THE EXERCISE — Return each line of the records holding the string "piece".

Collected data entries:
==*==

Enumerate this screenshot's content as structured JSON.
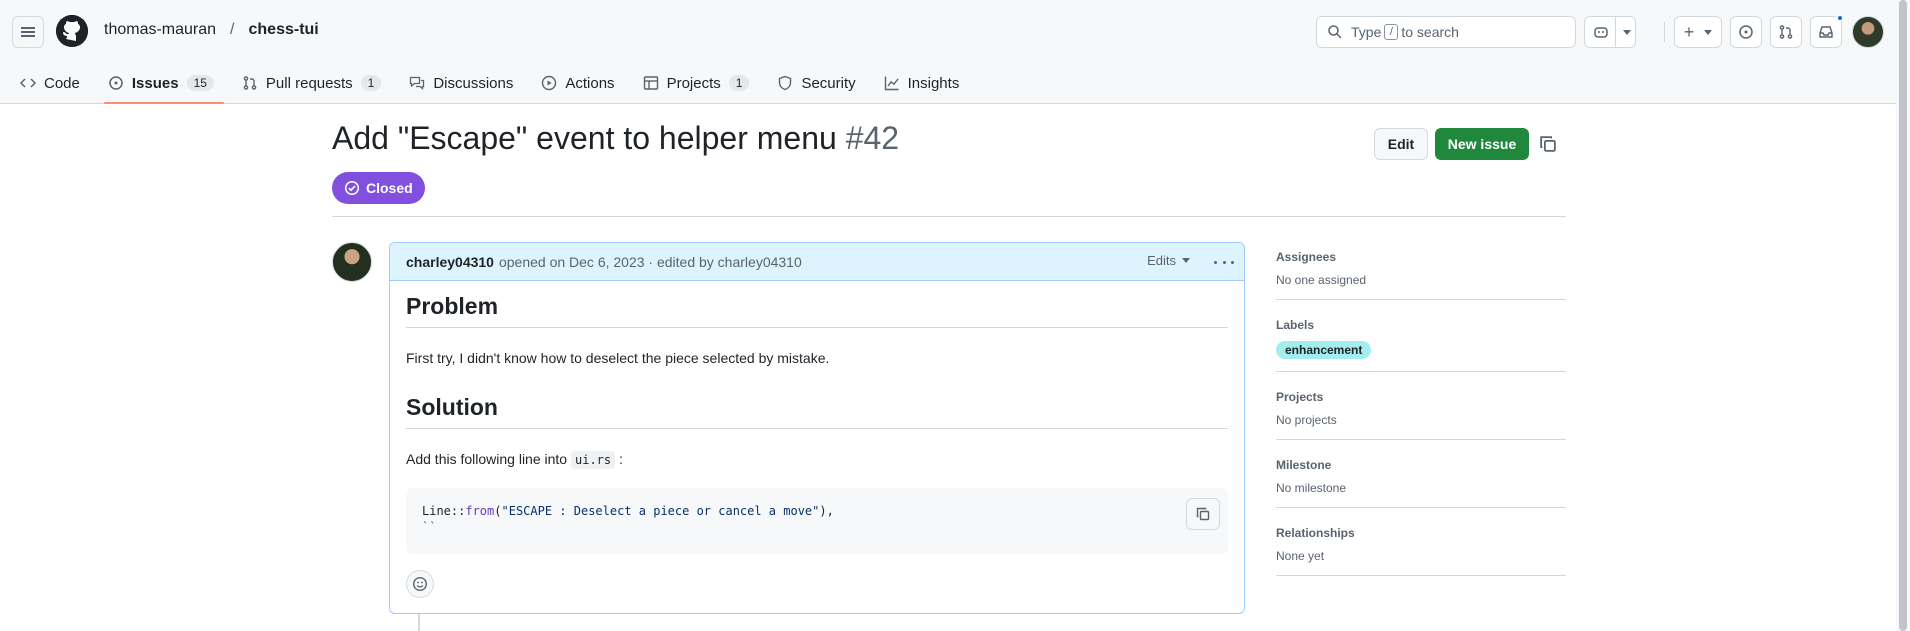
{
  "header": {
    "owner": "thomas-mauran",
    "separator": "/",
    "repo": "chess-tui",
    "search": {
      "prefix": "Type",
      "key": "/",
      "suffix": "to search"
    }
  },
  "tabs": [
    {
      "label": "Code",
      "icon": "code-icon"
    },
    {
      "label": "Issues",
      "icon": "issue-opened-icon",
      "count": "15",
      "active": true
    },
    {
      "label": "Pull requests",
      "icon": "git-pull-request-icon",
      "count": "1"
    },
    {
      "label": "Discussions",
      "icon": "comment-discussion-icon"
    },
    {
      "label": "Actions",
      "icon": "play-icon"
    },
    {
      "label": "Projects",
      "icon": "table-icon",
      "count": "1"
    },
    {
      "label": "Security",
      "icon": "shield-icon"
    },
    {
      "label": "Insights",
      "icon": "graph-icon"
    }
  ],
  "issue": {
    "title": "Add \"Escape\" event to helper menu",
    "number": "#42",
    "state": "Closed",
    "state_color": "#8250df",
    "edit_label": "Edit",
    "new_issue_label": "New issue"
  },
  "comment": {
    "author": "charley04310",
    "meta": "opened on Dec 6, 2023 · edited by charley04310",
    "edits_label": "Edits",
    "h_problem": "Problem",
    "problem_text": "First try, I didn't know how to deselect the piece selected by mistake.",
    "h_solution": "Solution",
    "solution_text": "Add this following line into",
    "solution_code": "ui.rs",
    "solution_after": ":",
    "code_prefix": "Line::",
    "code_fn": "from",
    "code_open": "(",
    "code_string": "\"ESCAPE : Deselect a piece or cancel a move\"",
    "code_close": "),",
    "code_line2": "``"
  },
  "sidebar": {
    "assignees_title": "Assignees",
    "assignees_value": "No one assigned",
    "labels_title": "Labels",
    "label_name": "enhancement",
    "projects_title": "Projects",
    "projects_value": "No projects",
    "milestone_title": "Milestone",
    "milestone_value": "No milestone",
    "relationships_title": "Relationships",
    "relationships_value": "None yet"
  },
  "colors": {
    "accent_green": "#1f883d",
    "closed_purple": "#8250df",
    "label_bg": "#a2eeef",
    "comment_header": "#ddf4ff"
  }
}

==*==

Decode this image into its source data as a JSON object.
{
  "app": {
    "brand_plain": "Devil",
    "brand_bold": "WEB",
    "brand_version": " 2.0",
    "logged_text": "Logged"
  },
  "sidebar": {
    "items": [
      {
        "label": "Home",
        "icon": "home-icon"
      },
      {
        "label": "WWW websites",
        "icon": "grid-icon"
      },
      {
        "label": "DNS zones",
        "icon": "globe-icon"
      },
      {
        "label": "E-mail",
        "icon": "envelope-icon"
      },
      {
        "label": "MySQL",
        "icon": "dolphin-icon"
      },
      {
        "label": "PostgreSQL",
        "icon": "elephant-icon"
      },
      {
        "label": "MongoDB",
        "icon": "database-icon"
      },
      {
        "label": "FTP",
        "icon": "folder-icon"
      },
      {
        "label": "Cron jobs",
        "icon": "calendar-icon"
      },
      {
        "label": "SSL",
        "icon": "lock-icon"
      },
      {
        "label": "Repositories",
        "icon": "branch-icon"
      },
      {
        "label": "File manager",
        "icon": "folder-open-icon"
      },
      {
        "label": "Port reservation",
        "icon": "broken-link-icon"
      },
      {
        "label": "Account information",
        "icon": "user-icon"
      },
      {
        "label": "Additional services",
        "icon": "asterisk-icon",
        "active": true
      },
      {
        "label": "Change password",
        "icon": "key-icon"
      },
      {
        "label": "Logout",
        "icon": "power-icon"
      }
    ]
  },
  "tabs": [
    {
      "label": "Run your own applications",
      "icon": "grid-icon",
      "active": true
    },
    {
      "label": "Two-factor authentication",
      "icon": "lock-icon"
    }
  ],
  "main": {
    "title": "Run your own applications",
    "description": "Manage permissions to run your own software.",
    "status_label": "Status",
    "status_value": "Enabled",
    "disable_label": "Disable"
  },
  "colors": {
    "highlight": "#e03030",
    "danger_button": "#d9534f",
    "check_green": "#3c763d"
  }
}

==*==

ANSWER FOR THIS EXERCISE —
    "problem_text": "First try, I didn't know how to deselect the piece selected by mistake.",
    "code_string": "\"ESCAPE : Deselect a piece or cancel a move\"",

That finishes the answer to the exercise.